Dataset entries:
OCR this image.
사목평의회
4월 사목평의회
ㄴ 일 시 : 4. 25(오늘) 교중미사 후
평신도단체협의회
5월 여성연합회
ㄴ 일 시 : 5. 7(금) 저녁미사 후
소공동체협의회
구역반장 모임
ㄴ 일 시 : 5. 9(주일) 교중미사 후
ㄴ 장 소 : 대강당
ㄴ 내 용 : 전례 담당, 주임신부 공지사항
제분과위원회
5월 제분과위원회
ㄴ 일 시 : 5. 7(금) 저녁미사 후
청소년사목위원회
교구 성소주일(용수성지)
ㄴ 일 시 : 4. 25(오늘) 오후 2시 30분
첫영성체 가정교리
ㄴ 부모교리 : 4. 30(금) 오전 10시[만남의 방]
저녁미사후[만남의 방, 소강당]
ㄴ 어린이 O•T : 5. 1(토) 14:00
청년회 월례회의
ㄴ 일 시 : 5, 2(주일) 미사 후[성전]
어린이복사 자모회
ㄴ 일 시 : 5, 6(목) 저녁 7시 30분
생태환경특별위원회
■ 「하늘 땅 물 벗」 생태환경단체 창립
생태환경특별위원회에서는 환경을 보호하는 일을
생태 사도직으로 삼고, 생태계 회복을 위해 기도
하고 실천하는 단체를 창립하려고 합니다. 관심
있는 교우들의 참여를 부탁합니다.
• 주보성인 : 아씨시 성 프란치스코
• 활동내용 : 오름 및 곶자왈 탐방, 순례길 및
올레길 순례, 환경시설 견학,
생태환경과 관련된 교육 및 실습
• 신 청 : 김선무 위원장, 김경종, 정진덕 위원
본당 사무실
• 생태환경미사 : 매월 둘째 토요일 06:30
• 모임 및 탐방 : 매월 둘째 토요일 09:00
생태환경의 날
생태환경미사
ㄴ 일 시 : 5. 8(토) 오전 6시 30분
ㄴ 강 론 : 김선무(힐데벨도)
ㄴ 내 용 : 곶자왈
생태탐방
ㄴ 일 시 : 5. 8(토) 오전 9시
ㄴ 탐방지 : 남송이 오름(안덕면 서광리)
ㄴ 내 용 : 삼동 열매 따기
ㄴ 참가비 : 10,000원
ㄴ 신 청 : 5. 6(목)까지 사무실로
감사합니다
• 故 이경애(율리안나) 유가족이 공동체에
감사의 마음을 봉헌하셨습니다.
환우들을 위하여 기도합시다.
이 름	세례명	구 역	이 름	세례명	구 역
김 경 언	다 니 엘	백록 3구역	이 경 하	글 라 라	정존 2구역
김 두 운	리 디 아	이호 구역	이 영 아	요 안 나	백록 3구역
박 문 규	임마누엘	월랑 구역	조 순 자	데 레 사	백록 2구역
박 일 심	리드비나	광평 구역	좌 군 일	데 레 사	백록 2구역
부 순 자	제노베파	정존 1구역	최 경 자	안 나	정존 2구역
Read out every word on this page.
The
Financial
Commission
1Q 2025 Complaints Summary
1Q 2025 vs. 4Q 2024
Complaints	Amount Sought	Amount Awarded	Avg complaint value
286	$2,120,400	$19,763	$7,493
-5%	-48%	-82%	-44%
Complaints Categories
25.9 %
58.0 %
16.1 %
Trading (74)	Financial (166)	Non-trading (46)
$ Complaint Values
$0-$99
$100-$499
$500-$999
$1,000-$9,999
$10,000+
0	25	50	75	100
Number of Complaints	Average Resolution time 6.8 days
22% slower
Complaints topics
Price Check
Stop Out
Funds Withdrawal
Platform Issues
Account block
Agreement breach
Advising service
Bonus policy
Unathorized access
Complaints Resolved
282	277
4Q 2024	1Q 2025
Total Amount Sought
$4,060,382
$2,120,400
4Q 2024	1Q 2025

What is needed: Copy all lines from the listing that contain "Sought".

Exercise response:
Complaints	Amount Sought	Amount Awarded	Avg complaint value
Total Amount Sought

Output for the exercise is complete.